**GIVEN EXERCISE**
From the records below, extract all the text exactly and leave the images behind.

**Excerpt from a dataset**
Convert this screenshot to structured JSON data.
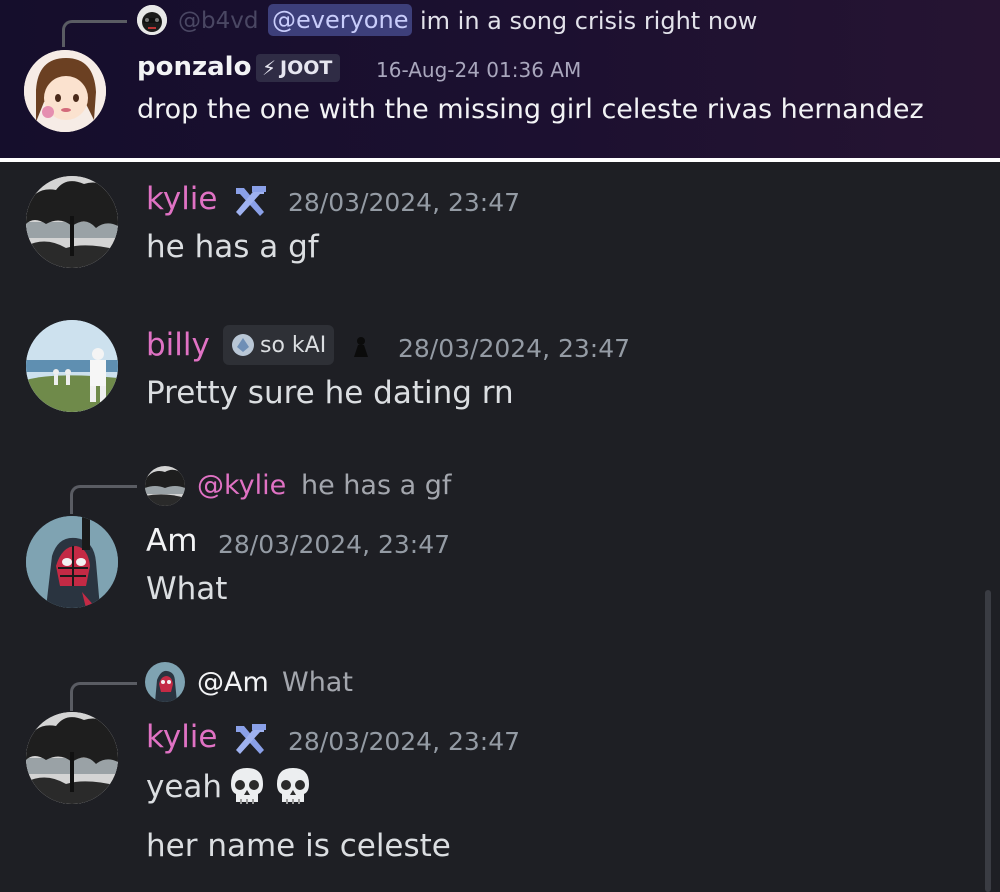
{
  "header_message": {
    "reply": {
      "author_faded": "@b4vd",
      "mention": "@everyone",
      "text": "im in a song crisis right now"
    },
    "author": "ponzalo",
    "tag": "JOOT",
    "timestamp": "16-Aug-24 01:36 AM",
    "text": "drop the one with the missing girl celeste rivas hernandez"
  },
  "messages": [
    {
      "author": "kylie",
      "timestamp": "28/03/2024, 23:47",
      "lines": [
        "he has a gf"
      ]
    },
    {
      "author": "billy",
      "role_tag": "so kAI",
      "timestamp": "28/03/2024, 23:47",
      "lines": [
        "Pretty sure he dating rn"
      ]
    },
    {
      "reply": {
        "author": "@kylie",
        "text": "he has a gf"
      },
      "author": "Am",
      "timestamp": "28/03/2024, 23:47",
      "lines": [
        "What"
      ]
    },
    {
      "reply": {
        "author": "@Am",
        "text": "What"
      },
      "author": "kylie",
      "timestamp": "28/03/2024, 23:47",
      "lines": [
        "yeah",
        "her name is celeste"
      ]
    }
  ],
  "colors": {
    "kylie_name": "#e072c4",
    "billy_name": "#e072c4",
    "am_name": "#f2f3f5",
    "background": "#1e1f24",
    "timestamp": "#949ba4",
    "header_bg": "#1c1030"
  },
  "icons": [
    "skull-emoji",
    "hammer-pick-icon",
    "bolt-icon",
    "gem-icon"
  ]
}
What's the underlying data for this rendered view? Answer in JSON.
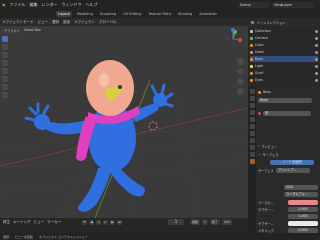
{
  "menu": {
    "items": [
      "ファイル",
      "編集",
      "レンダー",
      "ウィンドウ",
      "ヘルプ"
    ]
  },
  "workspaces": [
    "Layout",
    "Modeling",
    "Sculpting",
    "UV Editing",
    "Texture Paint",
    "Shading",
    "Animation"
  ],
  "active_workspace": "Layout",
  "scene": "Scene",
  "view_layer": "ViewLayer",
  "viewport": {
    "mode": "オブジェクトモード",
    "view": "ビュー",
    "select": "選択",
    "add": "追加",
    "object": "オブジェクト",
    "orientation": "グローバル",
    "sub_label": "デフォルト",
    "select_box": "Select Box"
  },
  "timeline": {
    "menu": [
      "再生",
      "キーイング",
      "ビュー",
      "マーカー"
    ],
    "frame": "1",
    "start_label": "開始",
    "start": "1",
    "end_label": "終了",
    "end": "250"
  },
  "statusbar": [
    "選択",
    "ビューを回転",
    "オブジェクト コンテキストメニュー"
  ],
  "outliner": {
    "title": "シーンコレクション",
    "rows": [
      {
        "label": "Collection",
        "color": "#bdbdbd",
        "selected": false
      },
      {
        "label": "Camera",
        "color": "#6db24f",
        "selected": false
      },
      {
        "label": "Cube",
        "color": "#e08a3a",
        "selected": false
      },
      {
        "label": "Head",
        "color": "#e08a3a",
        "selected": false
      },
      {
        "label": "Body",
        "color": "#e08a3a",
        "selected": true
      },
      {
        "label": "Light",
        "color": "#e8d84a",
        "selected": false
      },
      {
        "label": "Scarf",
        "color": "#e08a3a",
        "selected": false
      },
      {
        "label": "Eyes",
        "color": "#e08a3a",
        "selected": false
      }
    ]
  },
  "properties": {
    "object": "Body",
    "material_slot": "Body",
    "material": "体",
    "preview": "プレビュー",
    "surface_section": "サーフェス",
    "use_nodes": "ノードを使用",
    "surface_label": "サーフェス",
    "surface_value": "プリンシプ...",
    "ggx": "GGX",
    "random_walk": "ランダムウォ...",
    "base_color_label": "ベースカ...",
    "base_color": "#e8868c",
    "subsurface_label": "サブサー...",
    "subsurface_value": "0.000",
    "subsurface_radius": "1.000",
    "subsurface_color_label": "サブサー...",
    "subsurface_color": "#e9e9e9",
    "metallic_label": "メタリック",
    "metallic_value": "0.000"
  },
  "colors": {
    "accent": "#4772b3",
    "viewport_bg": "#3a3a3a",
    "character_body": "#2f6fe0",
    "character_head": "#f0a890",
    "scarf": "#e040c0"
  }
}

**COMPLETE ANSWER**
Convert this screenshot to structured JSON data.
{
  "header_message": {
    "reply": {
      "author_faded": "@b4vd",
      "mention": "@everyone",
      "text": "im in a song crisis right now"
    },
    "author": "ponzalo",
    "tag": "JOOT",
    "timestamp": "16-Aug-24 01:36 AM",
    "text": "drop the one with the missing girl celeste rivas hernandez"
  },
  "messages": [
    {
      "author": "kylie",
      "timestamp": "28/03/2024, 23:47",
      "lines": [
        "he has a gf"
      ]
    },
    {
      "author": "billy",
      "role_tag": "so kAI",
      "timestamp": "28/03/2024, 23:47",
      "lines": [
        "Pretty sure he dating rn"
      ]
    },
    {
      "reply": {
        "author": "@kylie",
        "text": "he has a gf"
      },
      "author": "Am",
      "timestamp": "28/03/2024, 23:47",
      "lines": [
        "What"
      ]
    },
    {
      "reply": {
        "author": "@Am",
        "text": "What"
      },
      "author": "kylie",
      "timestamp": "28/03/2024, 23:47",
      "lines": [
        "yeah",
        "her name is celeste"
      ]
    }
  ],
  "colors": {
    "kylie_name": "#e072c4",
    "billy_name": "#e072c4",
    "am_name": "#f2f3f5",
    "background": "#1e1f24",
    "timestamp": "#949ba4",
    "header_bg": "#1c1030"
  },
  "icons": [
    "skull-emoji",
    "hammer-pick-icon",
    "bolt-icon",
    "gem-icon"
  ]
}
What's the underlying data for this rendered view? Answer in JSON.
{
  "menu": {
    "items": [
      "ファイル",
      "編集",
      "レンダー",
      "ウィンドウ",
      "ヘルプ"
    ]
  },
  "workspaces": [
    "Layout",
    "Modeling",
    "Sculpting",
    "UV Editing",
    "Texture Paint",
    "Shading",
    "Animation"
  ],
  "active_workspace": "Layout",
  "scene": "Scene",
  "view_layer": "ViewLayer",
  "viewport": {
    "mode": "オブジェクトモード",
    "view": "ビュー",
    "select": "選択",
    "add": "追加",
    "object": "オブジェクト",
    "orientation": "グローバル",
    "sub_label": "デフォルト",
    "select_box": "Select Box"
  },
  "timeline": {
    "menu": [
      "再生",
      "キーイング",
      "ビュー",
      "マーカー"
    ],
    "frame": "1",
    "start_label": "開始",
    "start": "1",
    "end_label": "終了",
    "end": "250"
  },
  "statusbar": [
    "選択",
    "ビューを回転",
    "オブジェクト コンテキストメニュー"
  ],
  "outliner": {
    "title": "シーンコレクション",
    "rows": [
      {
        "label": "Collection",
        "color": "#bdbdbd",
        "selected": false
      },
      {
        "label": "Camera",
        "color": "#6db24f",
        "selected": false
      },
      {
        "label": "Cube",
        "color": "#e08a3a",
        "selected": false
      },
      {
        "label": "Head",
        "color": "#e08a3a",
        "selected": false
      },
      {
        "label": "Body",
        "color": "#e08a3a",
        "selected": true
      },
      {
        "label": "Light",
        "color": "#e8d84a",
        "selected": false
      },
      {
        "label": "Scarf",
        "color": "#e08a3a",
        "selected": false
      },
      {
        "label": "Eyes",
        "color": "#e08a3a",
        "selected": false
      }
    ]
  },
  "properties": {
    "object": "Body",
    "material_slot": "Body",
    "material": "体",
    "preview": "プレビュー",
    "surface_section": "サーフェス",
    "use_nodes": "ノードを使用",
    "surface_label": "サーフェス",
    "surface_value": "プリンシプ...",
    "ggx": "GGX",
    "random_walk": "ランダムウォ...",
    "base_color_label": "ベースカ...",
    "base_color": "#e8868c",
    "subsurface_label": "サブサー...",
    "subsurface_value": "0.000",
    "subsurface_radius": "1.000",
    "subsurface_color_label": "サブサー...",
    "subsurface_color": "#e9e9e9",
    "metallic_label": "メタリック",
    "metallic_value": "0.000"
  },
  "colors": {
    "accent": "#4772b3",
    "viewport_bg": "#3a3a3a",
    "character_body": "#2f6fe0",
    "character_head": "#f0a890",
    "scarf": "#e040c0"
  }
}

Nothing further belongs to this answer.